◆ TEXT SEGMENT
==*==

This story was written by Keith Dawson for UBM DeusM’s community Web site Develop in the Cloud, sponsored by AT&T. It is archived here for informational purposes only because the Develop in the Cloud site is no more. This material is Copyright 2012 by UBM DeusM.

JavaScript as a Compiler Target

Enhancing, fixing, and tooling up the ubiquitous browser runtime environment.

JavaScript runs in all browsers, but its native development environments are impoverished. These facts make it an attractive target for compilers from other languages, and for extensions and enhanced tooling.

We have discussed a couple of languages that compile to JavaScript: Google's Dart and Microsoft's Typescript. These are but two well-publicized examples of a much larger phenomenon. The perceived deficiencies of JavaScript as a language and as an environment for development -- especially large-scale development -- have spurred a number of individuals and groups to try to improve on what JavaScript can offer on its own.

Let's begin with what may be the master list of alternatives to JavaScript. At this writing it lists 134 projects, languages, and packages that relate in some way to extending or improving JavaScript. The list includes everything from the semi-official testbeds for next-generation ECMAScript, to backends for various language compilers, to tools for compiler writers such as abstract syntax-tree generators.

Andre Rieussec has posted a long piece, the first in what promises to be a series, on using JavaScript (and the HTML5 Canvas element) to develop games that run in-browser and cross-platform. He begins with a review of some of the categories of compile-to-JS tools: supersets of JavaScript, and new and existing languages that produce JavaScript out the back end.

==*==

◆ DATA TO EXAMINE
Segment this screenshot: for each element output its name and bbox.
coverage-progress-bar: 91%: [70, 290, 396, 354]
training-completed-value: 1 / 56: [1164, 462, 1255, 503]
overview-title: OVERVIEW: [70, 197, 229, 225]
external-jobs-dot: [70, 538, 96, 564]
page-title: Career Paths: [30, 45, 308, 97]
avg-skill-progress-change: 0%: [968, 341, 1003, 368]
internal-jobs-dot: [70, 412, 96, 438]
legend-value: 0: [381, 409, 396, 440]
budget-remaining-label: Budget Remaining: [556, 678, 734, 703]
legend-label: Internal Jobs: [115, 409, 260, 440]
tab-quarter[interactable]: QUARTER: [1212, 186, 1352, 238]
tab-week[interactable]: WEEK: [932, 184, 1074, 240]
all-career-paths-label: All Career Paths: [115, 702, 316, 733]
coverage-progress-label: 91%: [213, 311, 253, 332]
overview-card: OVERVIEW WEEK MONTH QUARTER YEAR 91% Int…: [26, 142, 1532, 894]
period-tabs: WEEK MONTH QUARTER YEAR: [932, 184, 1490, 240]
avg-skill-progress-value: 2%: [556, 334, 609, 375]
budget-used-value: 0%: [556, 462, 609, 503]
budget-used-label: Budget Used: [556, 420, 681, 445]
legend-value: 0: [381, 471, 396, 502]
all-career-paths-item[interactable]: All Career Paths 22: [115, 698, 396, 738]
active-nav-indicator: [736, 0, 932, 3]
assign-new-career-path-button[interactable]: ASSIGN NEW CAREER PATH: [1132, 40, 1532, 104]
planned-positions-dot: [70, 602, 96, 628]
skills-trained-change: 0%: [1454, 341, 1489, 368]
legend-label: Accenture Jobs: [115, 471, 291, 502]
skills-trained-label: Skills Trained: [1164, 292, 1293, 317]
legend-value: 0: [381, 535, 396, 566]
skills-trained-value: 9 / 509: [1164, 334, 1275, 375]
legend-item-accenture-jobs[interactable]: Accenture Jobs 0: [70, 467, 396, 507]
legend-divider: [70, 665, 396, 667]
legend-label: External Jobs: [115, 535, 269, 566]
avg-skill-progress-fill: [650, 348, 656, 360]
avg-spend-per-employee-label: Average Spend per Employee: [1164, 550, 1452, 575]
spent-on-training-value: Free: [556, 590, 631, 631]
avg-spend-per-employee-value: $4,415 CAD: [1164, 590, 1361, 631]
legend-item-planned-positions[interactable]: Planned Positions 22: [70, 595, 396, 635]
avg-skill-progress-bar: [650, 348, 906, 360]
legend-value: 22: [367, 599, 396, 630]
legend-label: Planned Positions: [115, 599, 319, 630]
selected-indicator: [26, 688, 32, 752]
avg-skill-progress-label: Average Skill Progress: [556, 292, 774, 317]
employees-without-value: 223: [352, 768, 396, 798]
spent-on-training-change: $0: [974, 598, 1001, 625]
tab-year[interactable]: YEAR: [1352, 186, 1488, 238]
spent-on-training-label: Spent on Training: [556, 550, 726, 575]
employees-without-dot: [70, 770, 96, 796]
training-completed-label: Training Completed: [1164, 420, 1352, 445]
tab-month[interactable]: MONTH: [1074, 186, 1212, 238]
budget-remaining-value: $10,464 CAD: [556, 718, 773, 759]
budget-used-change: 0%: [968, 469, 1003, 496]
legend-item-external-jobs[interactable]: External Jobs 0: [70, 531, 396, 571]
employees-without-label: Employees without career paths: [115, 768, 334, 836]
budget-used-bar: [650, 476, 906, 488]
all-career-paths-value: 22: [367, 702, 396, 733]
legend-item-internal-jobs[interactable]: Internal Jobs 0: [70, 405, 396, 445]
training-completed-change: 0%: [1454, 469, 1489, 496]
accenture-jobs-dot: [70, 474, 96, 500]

==*==

◆ ACTIVITY
Continue the article on JavaScript as a compiler target, starting after its last sentence.

◆ ANSWER TO THE EXERCISE
Two oddballs in this mix are Emscripten and JSIL. They work from intermediate languages to produce JavaScript. Emscripten translates from LLVM bitcode, which many compilers can produce; and JSIL generates JavaScript from the native .NET executable format, CIL bytecode, which can start out life as C# or VB code.

Rieussec outlines some of the motivations behind the JavaScript enhancement projects:

Rieussec concludes his piece with the beginning framework for a game developed in C# and Visual Studio but delivered via JavaScript courtesy of the Blade compiler. He promises to put more flesh on the bones in future posts.

One downside of generated JavaScript
Last spring Stuart Langridge posted an argument against the rise of generated JavaScript. The main point is that the practice breaks the usefulness of View Source, which is the universal way everyone involved with Web development learns new tricks and techniques. (It's also the way that many of us learned Web development in the first place.) "If you're trying to learn from code that isn't the code that the author actually wrote, you're always going to be at a gargantuan disadvantage," Langridge declares.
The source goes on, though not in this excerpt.